(Saved entries)
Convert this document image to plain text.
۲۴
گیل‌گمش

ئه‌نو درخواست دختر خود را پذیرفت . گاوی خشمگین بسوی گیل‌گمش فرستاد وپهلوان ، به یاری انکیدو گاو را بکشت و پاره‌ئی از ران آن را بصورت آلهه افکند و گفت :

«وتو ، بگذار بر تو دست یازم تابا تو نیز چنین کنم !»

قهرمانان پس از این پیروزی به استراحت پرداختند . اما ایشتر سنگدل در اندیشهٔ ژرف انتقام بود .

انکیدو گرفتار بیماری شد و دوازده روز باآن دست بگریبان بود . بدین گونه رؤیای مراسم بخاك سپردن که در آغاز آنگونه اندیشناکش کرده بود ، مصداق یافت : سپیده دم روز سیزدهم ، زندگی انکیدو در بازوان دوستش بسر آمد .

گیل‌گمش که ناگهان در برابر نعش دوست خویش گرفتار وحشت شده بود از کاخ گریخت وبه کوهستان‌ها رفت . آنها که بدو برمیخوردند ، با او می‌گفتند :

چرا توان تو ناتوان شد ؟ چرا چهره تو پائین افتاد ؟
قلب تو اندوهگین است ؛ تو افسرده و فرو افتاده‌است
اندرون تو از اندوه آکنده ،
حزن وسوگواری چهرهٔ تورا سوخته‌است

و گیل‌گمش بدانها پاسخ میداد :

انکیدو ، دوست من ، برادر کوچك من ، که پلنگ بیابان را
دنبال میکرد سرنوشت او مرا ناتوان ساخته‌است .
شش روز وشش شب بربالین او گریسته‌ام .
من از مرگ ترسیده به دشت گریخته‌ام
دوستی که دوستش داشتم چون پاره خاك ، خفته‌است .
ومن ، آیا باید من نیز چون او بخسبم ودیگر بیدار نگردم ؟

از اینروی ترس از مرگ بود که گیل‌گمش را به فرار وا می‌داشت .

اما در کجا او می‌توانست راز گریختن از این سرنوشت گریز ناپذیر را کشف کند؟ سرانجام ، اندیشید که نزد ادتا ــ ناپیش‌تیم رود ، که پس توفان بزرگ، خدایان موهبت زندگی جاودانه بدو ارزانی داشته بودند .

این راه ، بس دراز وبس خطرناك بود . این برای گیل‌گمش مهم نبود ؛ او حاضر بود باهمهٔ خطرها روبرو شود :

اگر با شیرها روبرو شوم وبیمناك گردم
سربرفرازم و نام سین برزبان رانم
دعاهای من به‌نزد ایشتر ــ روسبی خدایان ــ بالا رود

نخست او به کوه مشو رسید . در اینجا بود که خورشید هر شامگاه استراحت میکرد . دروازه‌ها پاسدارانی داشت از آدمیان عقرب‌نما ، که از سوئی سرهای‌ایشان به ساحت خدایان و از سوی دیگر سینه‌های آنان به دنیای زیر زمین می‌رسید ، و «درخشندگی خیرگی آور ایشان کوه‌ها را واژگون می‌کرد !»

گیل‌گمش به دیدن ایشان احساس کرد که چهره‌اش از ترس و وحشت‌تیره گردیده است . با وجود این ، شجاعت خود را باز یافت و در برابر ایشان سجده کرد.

# Directions for this task
Go through the data and gather every line that holds "یافت".

# Task output
انکیدو گرفتار بیماری شد و دوازده روز باآن دست بگریبان بود . بدین گونه رؤیای مراسم بخاك سپردن که در آغاز آنگونه اندیشناکش کرده بود ، مصداق یافت : سپیده دم روز سیزدهم ، زندگی انکیدو در بازوان دوستش بسر آمد .
گیل‌گمش به دیدن ایشان احساس کرد که چهره‌اش از ترس و وحشت‌تیره گردیده است . با وجود این ، شجاعت خود را باز یافت و در برابر ایشان سجده کرد.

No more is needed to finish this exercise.